Given request »
Go through the data below. Pull out every line that has the word "Cool".

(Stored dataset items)
--

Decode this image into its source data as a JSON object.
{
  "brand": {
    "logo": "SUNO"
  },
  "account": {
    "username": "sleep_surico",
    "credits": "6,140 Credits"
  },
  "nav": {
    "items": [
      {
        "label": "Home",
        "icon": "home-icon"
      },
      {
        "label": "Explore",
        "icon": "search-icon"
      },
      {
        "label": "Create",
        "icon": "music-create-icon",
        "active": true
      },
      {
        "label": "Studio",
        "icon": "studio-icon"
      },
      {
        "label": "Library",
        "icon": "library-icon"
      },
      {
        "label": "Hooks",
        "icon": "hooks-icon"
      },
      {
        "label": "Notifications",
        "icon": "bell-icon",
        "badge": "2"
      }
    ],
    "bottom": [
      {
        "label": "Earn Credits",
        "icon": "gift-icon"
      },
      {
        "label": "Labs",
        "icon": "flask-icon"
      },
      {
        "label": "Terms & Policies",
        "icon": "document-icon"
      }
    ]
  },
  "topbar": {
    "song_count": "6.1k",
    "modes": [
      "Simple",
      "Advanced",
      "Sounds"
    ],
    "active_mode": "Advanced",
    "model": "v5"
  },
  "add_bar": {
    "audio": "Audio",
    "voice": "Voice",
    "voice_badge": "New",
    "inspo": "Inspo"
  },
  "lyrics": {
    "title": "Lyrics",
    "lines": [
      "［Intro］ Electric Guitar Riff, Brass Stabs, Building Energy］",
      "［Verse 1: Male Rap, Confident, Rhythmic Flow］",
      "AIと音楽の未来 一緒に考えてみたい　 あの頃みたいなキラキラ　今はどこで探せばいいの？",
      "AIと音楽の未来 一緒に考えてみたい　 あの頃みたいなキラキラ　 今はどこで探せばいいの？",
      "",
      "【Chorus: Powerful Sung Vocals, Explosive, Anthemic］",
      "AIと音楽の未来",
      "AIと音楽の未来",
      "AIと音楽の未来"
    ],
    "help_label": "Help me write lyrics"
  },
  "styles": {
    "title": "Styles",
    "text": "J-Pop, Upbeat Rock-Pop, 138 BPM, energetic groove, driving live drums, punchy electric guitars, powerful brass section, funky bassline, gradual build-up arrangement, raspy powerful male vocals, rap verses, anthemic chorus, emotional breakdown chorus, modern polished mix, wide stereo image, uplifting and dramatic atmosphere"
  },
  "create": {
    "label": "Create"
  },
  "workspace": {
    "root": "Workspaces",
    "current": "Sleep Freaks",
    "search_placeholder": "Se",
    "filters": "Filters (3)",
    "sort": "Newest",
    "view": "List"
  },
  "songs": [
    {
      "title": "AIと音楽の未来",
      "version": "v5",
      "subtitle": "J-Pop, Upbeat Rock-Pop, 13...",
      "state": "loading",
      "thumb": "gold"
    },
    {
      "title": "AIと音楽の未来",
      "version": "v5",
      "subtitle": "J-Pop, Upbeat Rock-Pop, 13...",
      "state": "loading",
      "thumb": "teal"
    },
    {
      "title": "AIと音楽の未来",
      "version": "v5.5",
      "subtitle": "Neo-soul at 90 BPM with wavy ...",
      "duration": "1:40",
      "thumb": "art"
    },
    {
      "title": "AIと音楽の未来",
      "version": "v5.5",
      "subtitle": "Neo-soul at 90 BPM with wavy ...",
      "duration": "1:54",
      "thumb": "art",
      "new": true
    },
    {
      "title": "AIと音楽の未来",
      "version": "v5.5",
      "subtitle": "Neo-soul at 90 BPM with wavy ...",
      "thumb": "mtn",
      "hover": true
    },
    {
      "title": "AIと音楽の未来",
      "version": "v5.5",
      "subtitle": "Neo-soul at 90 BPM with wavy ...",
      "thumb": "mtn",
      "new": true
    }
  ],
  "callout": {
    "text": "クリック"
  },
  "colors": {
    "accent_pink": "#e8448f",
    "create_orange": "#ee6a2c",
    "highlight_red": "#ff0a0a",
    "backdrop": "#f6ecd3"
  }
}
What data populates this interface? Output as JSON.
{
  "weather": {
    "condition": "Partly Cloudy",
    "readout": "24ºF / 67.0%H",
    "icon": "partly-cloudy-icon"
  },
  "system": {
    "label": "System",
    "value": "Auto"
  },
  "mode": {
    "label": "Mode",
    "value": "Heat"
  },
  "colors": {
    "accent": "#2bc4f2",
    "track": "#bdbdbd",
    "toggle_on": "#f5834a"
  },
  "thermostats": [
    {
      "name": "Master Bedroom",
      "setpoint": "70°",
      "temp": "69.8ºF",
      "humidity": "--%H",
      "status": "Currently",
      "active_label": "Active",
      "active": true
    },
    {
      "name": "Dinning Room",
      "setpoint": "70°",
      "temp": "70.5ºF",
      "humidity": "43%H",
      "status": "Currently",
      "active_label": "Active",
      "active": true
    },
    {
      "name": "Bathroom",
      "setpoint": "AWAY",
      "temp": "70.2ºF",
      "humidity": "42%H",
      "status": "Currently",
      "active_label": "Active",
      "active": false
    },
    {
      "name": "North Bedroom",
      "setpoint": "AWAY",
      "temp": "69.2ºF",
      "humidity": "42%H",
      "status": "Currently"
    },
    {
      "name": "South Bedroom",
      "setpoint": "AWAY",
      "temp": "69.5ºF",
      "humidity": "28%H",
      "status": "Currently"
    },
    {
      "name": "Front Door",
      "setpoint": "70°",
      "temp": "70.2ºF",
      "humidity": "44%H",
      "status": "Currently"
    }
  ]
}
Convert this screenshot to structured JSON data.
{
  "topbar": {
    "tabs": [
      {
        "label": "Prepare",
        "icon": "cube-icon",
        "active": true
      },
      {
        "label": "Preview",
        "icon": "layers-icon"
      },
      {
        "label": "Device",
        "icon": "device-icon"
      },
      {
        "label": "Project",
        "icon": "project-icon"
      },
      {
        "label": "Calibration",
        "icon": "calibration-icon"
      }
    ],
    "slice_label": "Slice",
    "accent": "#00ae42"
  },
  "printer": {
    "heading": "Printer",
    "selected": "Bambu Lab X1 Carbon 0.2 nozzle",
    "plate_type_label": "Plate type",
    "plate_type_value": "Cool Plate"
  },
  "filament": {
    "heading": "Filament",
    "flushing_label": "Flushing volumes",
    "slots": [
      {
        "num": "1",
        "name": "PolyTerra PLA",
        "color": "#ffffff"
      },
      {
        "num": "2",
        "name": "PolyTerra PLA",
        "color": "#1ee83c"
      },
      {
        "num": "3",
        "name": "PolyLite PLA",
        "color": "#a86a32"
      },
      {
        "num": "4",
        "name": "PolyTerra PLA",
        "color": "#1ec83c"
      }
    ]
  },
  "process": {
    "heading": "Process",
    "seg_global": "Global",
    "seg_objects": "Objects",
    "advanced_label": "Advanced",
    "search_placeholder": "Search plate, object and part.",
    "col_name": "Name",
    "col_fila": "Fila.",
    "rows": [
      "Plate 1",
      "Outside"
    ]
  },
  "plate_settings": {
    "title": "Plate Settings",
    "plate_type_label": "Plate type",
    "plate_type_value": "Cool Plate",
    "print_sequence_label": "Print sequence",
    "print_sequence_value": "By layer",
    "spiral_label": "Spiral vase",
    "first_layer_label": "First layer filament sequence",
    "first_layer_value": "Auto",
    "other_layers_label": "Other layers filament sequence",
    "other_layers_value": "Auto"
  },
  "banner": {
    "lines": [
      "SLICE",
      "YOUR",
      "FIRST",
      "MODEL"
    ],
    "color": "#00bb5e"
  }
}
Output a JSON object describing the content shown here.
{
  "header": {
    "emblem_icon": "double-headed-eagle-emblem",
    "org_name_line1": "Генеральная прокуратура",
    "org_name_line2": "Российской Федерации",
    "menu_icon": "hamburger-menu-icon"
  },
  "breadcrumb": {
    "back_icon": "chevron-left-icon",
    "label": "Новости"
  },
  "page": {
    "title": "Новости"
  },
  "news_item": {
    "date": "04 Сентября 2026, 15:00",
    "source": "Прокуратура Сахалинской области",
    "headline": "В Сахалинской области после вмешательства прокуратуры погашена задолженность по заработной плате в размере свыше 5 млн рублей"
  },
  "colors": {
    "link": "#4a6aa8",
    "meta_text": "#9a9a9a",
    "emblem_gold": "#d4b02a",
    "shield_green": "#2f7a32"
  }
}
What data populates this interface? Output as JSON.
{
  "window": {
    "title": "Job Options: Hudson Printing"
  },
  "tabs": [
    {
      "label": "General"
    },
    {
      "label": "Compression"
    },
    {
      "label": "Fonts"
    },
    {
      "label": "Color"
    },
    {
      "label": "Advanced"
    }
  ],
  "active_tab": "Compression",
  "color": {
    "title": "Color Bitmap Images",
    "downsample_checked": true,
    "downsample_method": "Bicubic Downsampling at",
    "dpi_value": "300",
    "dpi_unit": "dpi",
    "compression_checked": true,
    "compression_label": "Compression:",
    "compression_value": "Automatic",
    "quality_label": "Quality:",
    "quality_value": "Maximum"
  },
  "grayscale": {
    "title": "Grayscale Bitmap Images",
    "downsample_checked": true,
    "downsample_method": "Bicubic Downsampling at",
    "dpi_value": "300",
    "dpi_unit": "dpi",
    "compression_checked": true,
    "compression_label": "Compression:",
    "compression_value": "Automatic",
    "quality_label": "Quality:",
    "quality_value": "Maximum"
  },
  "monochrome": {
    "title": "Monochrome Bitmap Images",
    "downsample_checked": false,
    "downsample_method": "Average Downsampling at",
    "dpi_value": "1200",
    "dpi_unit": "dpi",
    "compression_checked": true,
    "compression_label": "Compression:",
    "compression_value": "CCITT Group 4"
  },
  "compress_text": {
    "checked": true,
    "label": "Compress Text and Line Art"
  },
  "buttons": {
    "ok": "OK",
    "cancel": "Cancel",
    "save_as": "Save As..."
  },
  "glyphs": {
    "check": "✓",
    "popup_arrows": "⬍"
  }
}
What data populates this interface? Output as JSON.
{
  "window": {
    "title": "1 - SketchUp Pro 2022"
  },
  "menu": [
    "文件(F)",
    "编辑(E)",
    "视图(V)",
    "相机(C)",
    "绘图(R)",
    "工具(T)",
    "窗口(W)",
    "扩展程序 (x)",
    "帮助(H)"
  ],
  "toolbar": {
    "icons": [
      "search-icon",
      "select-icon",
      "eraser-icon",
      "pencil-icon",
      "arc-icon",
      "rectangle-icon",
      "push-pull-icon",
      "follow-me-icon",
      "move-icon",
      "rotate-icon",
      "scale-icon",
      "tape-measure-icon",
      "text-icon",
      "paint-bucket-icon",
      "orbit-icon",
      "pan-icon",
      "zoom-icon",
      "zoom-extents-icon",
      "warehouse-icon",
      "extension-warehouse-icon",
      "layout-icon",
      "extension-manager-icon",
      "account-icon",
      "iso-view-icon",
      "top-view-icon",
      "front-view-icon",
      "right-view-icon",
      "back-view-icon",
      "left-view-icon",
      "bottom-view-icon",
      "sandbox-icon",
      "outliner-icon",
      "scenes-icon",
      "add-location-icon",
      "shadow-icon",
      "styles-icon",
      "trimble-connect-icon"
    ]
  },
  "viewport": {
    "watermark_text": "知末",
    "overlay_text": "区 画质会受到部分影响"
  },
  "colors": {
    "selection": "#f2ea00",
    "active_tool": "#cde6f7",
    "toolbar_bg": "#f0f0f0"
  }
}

--

Result for this task »
    "plate_type_value": "Cool Plate"
    "plate_type_value": "Cool Plate",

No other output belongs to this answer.